**Supplied data:**
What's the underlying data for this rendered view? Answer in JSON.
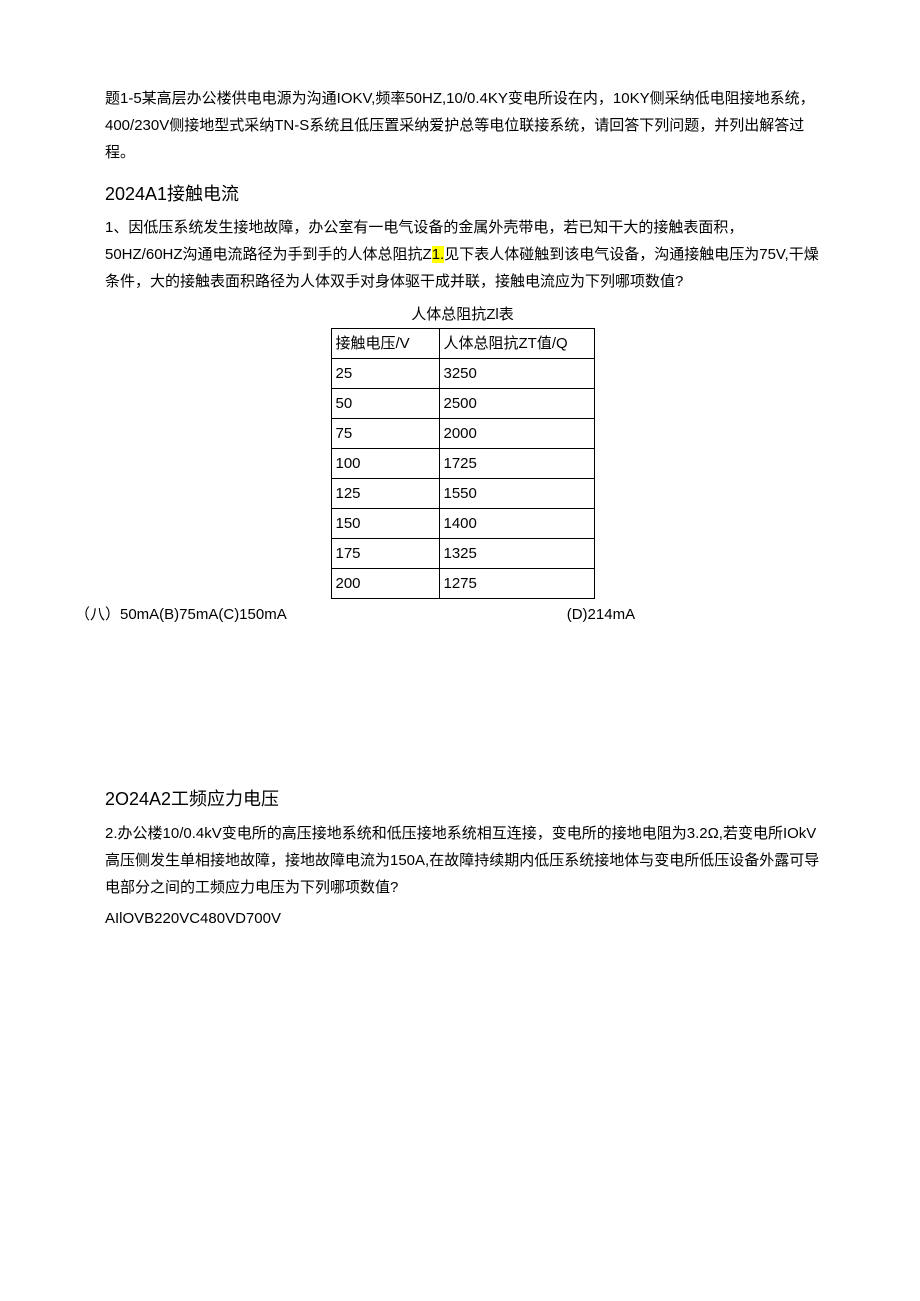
{
  "intro": {
    "text": "题1-5某高层办公楼供电电源为沟通IOKV,频率50HZ,10/0.4KY变电所设在内，10KY侧采纳低电阻接地系统，400/230V侧接地型式采纳TN-S系统且低压置采纳爱护总等电位联接系统，请回答下列问题，并列出解答过程。"
  },
  "section1": {
    "heading": "2024A1接触电流",
    "body_pre": "1、因低压系统发生接地故障，办公室有一电气设备的金属外壳带电，若已知干大的接触表面积，50HZ/60HZ沟通电流路径为手到手的人体总阻抗Z",
    "highlight": "1.",
    "body_post": "见下表人体碰触到该电气设备，沟通接触电压为75V,干燥条件，大的接触表面积路径为人体双手对身体驱干成并联，接触电流应为下列哪项数值?",
    "table_title": "人体总阻抗Zl表",
    "col1_header": "接触电压/V",
    "col2_header": "人体总阻抗ZT值/Q",
    "rows": [
      {
        "v": "25",
        "z": "3250"
      },
      {
        "v": "50",
        "z": "2500"
      },
      {
        "v": "75",
        "z": "2000"
      },
      {
        "v": "100",
        "z": "1725"
      },
      {
        "v": "125",
        "z": "1550"
      },
      {
        "v": "150",
        "z": "1400"
      },
      {
        "v": "175",
        "z": "1325"
      },
      {
        "v": "200",
        "z": "1275"
      }
    ],
    "options_left": "（八）50mA(B)75mA(C)150mA",
    "options_right": "(D)214mA"
  },
  "section2": {
    "heading": "2O24A2工频应力电压",
    "body": "2.办公楼10/0.4kV变电所的高压接地系统和低压接地系统相互连接，变电所的接地电阻为3.2Ω,若变电所IOkV高压侧发生单相接地故障，接地故障电流为150A,在故障持续期内低压系统接地体与变电所低压设备外露可导电部分之间的工频应力电压为下列哪项数值?",
    "options": "AIlOVB220VC480VD700V"
  },
  "colors": {
    "highlight_bg": "#ffff00",
    "text": "#000000",
    "border": "#000000",
    "background": "#ffffff"
  }
}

**Work instructions:** Pictures in the records above are not copied; print everything else exactly.

**Expected answer:**
What's the underlying data for this rendered view? Answer in JSON.
{
  "intro": {
    "text": "题1-5某高层办公楼供电电源为沟通IOKV,频率50HZ,10/0.4KY变电所设在内，10KY侧采纳低电阻接地系统，400/230V侧接地型式采纳TN-S系统且低压置采纳爱护总等电位联接系统，请回答下列问题，并列出解答过程。"
  },
  "section1": {
    "heading": "2024A1接触电流",
    "body_pre": "1、因低压系统发生接地故障，办公室有一电气设备的金属外壳带电，若已知干大的接触表面积，50HZ/60HZ沟通电流路径为手到手的人体总阻抗Z",
    "highlight": "1.",
    "body_post": "见下表人体碰触到该电气设备，沟通接触电压为75V,干燥条件，大的接触表面积路径为人体双手对身体驱干成并联，接触电流应为下列哪项数值?",
    "table_title": "人体总阻抗Zl表",
    "col1_header": "接触电压/V",
    "col2_header": "人体总阻抗ZT值/Q",
    "rows": [
      {
        "v": "25",
        "z": "3250"
      },
      {
        "v": "50",
        "z": "2500"
      },
      {
        "v": "75",
        "z": "2000"
      },
      {
        "v": "100",
        "z": "1725"
      },
      {
        "v": "125",
        "z": "1550"
      },
      {
        "v": "150",
        "z": "1400"
      },
      {
        "v": "175",
        "z": "1325"
      },
      {
        "v": "200",
        "z": "1275"
      }
    ],
    "options_left": "（八）50mA(B)75mA(C)150mA",
    "options_right": "(D)214mA"
  },
  "section2": {
    "heading": "2O24A2工频应力电压",
    "body": "2.办公楼10/0.4kV变电所的高压接地系统和低压接地系统相互连接，变电所的接地电阻为3.2Ω,若变电所IOkV高压侧发生单相接地故障，接地故障电流为150A,在故障持续期内低压系统接地体与变电所低压设备外露可导电部分之间的工频应力电压为下列哪项数值?",
    "options": "AIlOVB220VC480VD700V"
  },
  "colors": {
    "highlight_bg": "#ffff00",
    "text": "#000000",
    "border": "#000000",
    "background": "#ffffff"
  }
}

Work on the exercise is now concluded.